Given problem: Comb through the entries for "content" and pull out each line that holds it.

[Dataset items]
+ + + +

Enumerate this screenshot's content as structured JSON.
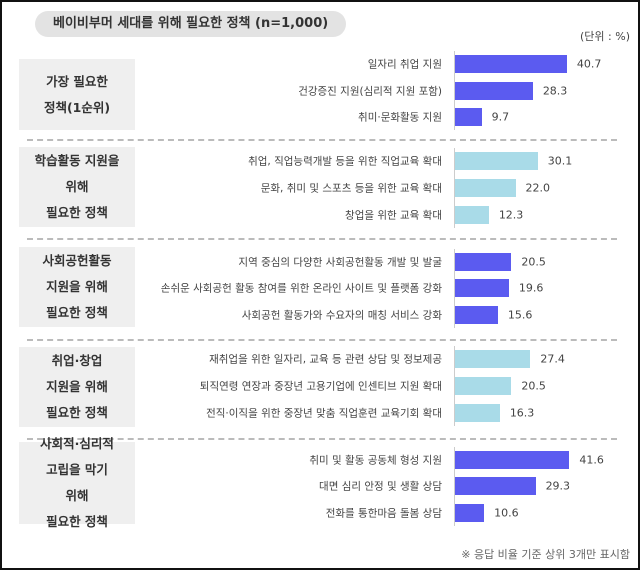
{
  "chart_data": {
    "type": "bar",
    "orientation": "horizontal",
    "title": "베이비부머 세대를 위해 필요한 정책 (n=1,000)",
    "unit_label": "(단위 : %)",
    "footnote": "※ 응답 비율 기준 상위 3개만 표시함",
    "colors": {
      "dark": "#5b5bf0",
      "light": "#a9dbe8"
    },
    "groups": [
      {
        "label": "가장 필요한\n정책(1순위)",
        "color": "dark",
        "categories": [
          "일자리 취업 지원",
          "건강증진 지원(심리적 지원 포함)",
          "취미·문화활동 지원"
        ],
        "values": [
          40.7,
          28.3,
          9.7
        ]
      },
      {
        "label": "학습활동 지원을\n위해\n필요한 정책",
        "color": "light",
        "categories": [
          "취업, 직업능력개발 등을 위한 직업교육 확대",
          "문화, 취미 및 스포츠 등을 위한 교육 확대",
          "창업을 위한 교육 확대"
        ],
        "values": [
          30.1,
          22.0,
          12.3
        ]
      },
      {
        "label": "사회공헌활동\n지원을 위해\n필요한 정책",
        "color": "dark",
        "categories": [
          "지역 중심의 다양한 사회공헌활동 개발 및 발굴",
          "손쉬운 사회공헌 활동 참여를 위한 온라인 사이트 및 플랫폼 강화",
          "사회공헌 활동가와 수요자의 매칭 서비스 강화"
        ],
        "values": [
          20.5,
          19.6,
          15.6
        ]
      },
      {
        "label": "취업·창업\n지원을 위해\n필요한 정책",
        "color": "light",
        "categories": [
          "재취업을 위한 일자리, 교육 등 관련 상담 및 정보제공",
          "퇴직연령 연장과 중장년 고용기업에 인센티브 지원 확대",
          "전직·이직을 위한 중장년 맞춤 직업훈련 교육기회 확대"
        ],
        "values": [
          27.4,
          20.5,
          16.3
        ]
      },
      {
        "label": "사회적·심리적\n고립을 막기\n위해\n필요한 정책",
        "color": "dark",
        "categories": [
          "취미 및 활동 공동체 형성 지원",
          "대면 심리 안정 및 생활 상담",
          "전화를 통한마음 돌봄 상담"
        ],
        "values": [
          41.6,
          29.3,
          10.6
        ]
      }
    ]
  }
}
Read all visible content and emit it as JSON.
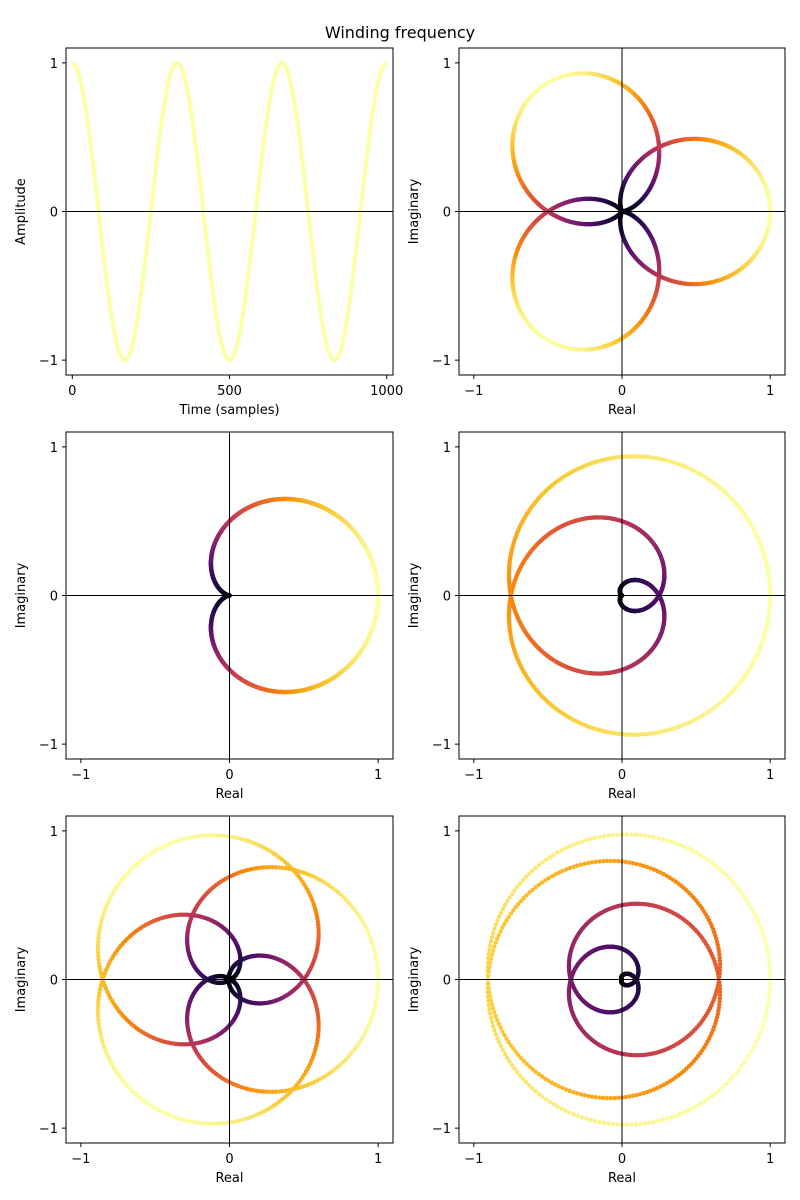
{
  "figure": {
    "title": "Winding frequency"
  },
  "chart_data": [
    {
      "type": "line",
      "description_key": "signal",
      "signal": {
        "kind": "cosine",
        "cycles": 3,
        "samples": 1000
      },
      "xlabel": "Time (samples)",
      "ylabel": "Amplitude",
      "xlim": [
        -20,
        1020
      ],
      "ylim": [
        -1.1,
        1.1
      ],
      "xticks": [
        0,
        500,
        1000
      ],
      "yticks": [
        -1,
        0,
        1
      ],
      "xtick_labels": [
        "0",
        "500",
        "1000"
      ],
      "ytick_labels": [
        "−1",
        "0",
        "1"
      ],
      "color": "#fcffa4"
    },
    {
      "type": "scatter",
      "winding": {
        "signal_cycles": 3,
        "winding_cycles": 2,
        "samples": 1000
      },
      "xlabel": "Real",
      "ylabel": "Imaginary",
      "xlim": [
        -1.1,
        1.1
      ],
      "ylim": [
        -1.1,
        1.1
      ],
      "xticks": [
        -1,
        0,
        1
      ],
      "yticks": [
        -1,
        0,
        1
      ],
      "xtick_labels": [
        "−1",
        "0",
        "1"
      ],
      "ytick_labels": [
        "−1",
        "0",
        "1"
      ],
      "colormap": "inferno"
    },
    {
      "type": "scatter",
      "winding": {
        "signal_cycles": 3,
        "winding_cycles": 3,
        "samples": 1000
      },
      "xlabel": "Real",
      "ylabel": "Imaginary",
      "xlim": [
        -1.1,
        1.1
      ],
      "ylim": [
        -1.1,
        1.1
      ],
      "xticks": [
        -1,
        0,
        1
      ],
      "yticks": [
        -1,
        0,
        1
      ],
      "xtick_labels": [
        "−1",
        "0",
        "1"
      ],
      "ytick_labels": [
        "−1",
        "0",
        "1"
      ],
      "colormap": "inferno"
    },
    {
      "type": "scatter",
      "winding": {
        "signal_cycles": 3,
        "winding_cycles": 9,
        "samples": 1000
      },
      "xlabel": "Real",
      "ylabel": "Imaginary",
      "xlim": [
        -1.1,
        1.1
      ],
      "ylim": [
        -1.1,
        1.1
      ],
      "xticks": [
        -1,
        0,
        1
      ],
      "yticks": [
        -1,
        0,
        1
      ],
      "xtick_labels": [
        "−1",
        "0",
        "1"
      ],
      "ytick_labels": [
        "−1",
        "0",
        "1"
      ],
      "colormap": "inferno"
    },
    {
      "type": "scatter",
      "winding": {
        "signal_cycles": 3,
        "winding_cycles": 4,
        "samples": 1000
      },
      "xlabel": "Real",
      "ylabel": "Imaginary",
      "xlim": [
        -1.1,
        1.1
      ],
      "ylim": [
        -1.1,
        1.1
      ],
      "xticks": [
        -1,
        0,
        1
      ],
      "yticks": [
        -1,
        0,
        1
      ],
      "xtick_labels": [
        "−1",
        "0",
        "1"
      ],
      "ytick_labels": [
        "−1",
        "0",
        "1"
      ],
      "colormap": "inferno"
    },
    {
      "type": "scatter",
      "winding": {
        "signal_cycles": 3,
        "winding_cycles": 15,
        "samples": 1000
      },
      "xlabel": "Real",
      "ylabel": "Imaginary",
      "xlim": [
        -1.1,
        1.1
      ],
      "ylim": [
        -1.1,
        1.1
      ],
      "xticks": [
        -1,
        0,
        1
      ],
      "yticks": [
        -1,
        0,
        1
      ],
      "xtick_labels": [
        "−1",
        "0",
        "1"
      ],
      "ytick_labels": [
        "−1",
        "0",
        "1"
      ],
      "colormap": "inferno"
    }
  ]
}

+ + + +

Answer:
Enumerate this screenshot's content as structured JSON.
Read all visible content and emit it as JSON.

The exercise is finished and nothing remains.